YOUR INSTRUCTIONS →
Records follow. Select each line holding "如果大门前方有街或走廊".

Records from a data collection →
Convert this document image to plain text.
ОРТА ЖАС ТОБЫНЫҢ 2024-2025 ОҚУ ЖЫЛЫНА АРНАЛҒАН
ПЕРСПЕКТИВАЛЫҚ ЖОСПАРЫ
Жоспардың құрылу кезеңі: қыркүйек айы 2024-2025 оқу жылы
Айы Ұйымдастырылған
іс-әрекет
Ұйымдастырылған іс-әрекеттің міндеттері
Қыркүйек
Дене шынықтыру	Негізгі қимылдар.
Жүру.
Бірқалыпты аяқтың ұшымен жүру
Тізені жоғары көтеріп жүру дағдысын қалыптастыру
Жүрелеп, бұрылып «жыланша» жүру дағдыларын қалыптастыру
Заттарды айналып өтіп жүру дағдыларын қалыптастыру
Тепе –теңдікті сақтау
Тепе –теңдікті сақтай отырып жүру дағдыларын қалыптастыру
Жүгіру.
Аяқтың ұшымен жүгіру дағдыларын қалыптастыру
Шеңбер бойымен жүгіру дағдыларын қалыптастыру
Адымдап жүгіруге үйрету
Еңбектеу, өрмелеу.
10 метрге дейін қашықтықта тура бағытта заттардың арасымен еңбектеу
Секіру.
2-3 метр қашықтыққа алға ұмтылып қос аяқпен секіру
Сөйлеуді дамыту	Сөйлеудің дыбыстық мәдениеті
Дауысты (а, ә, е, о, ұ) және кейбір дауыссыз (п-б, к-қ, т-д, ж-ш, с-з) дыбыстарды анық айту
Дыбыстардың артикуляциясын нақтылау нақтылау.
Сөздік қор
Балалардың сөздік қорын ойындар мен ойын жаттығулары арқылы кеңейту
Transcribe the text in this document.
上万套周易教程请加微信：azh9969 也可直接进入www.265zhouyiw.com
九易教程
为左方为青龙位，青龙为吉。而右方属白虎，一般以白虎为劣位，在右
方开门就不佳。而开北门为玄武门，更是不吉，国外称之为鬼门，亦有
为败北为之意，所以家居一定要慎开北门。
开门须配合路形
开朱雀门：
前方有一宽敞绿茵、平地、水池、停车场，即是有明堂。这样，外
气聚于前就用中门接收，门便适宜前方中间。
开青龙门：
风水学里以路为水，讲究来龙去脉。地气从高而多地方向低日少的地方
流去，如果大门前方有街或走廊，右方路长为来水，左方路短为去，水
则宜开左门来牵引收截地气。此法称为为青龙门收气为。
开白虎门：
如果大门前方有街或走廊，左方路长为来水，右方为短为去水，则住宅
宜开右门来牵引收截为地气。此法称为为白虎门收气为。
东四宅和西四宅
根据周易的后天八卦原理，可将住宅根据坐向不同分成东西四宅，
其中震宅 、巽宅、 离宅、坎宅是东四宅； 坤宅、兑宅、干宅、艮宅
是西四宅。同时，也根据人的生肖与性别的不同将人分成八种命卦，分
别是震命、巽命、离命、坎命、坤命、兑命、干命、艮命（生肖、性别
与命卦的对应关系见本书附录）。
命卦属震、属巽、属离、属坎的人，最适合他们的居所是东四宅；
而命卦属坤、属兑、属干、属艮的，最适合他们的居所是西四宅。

THE OUTPUT →
流去，如果大门前方有街或走廊，右方路长为来水，左方路短为去，水
如果大门前方有街或走廊，左方路长为来水，右方为短为去水，则住宅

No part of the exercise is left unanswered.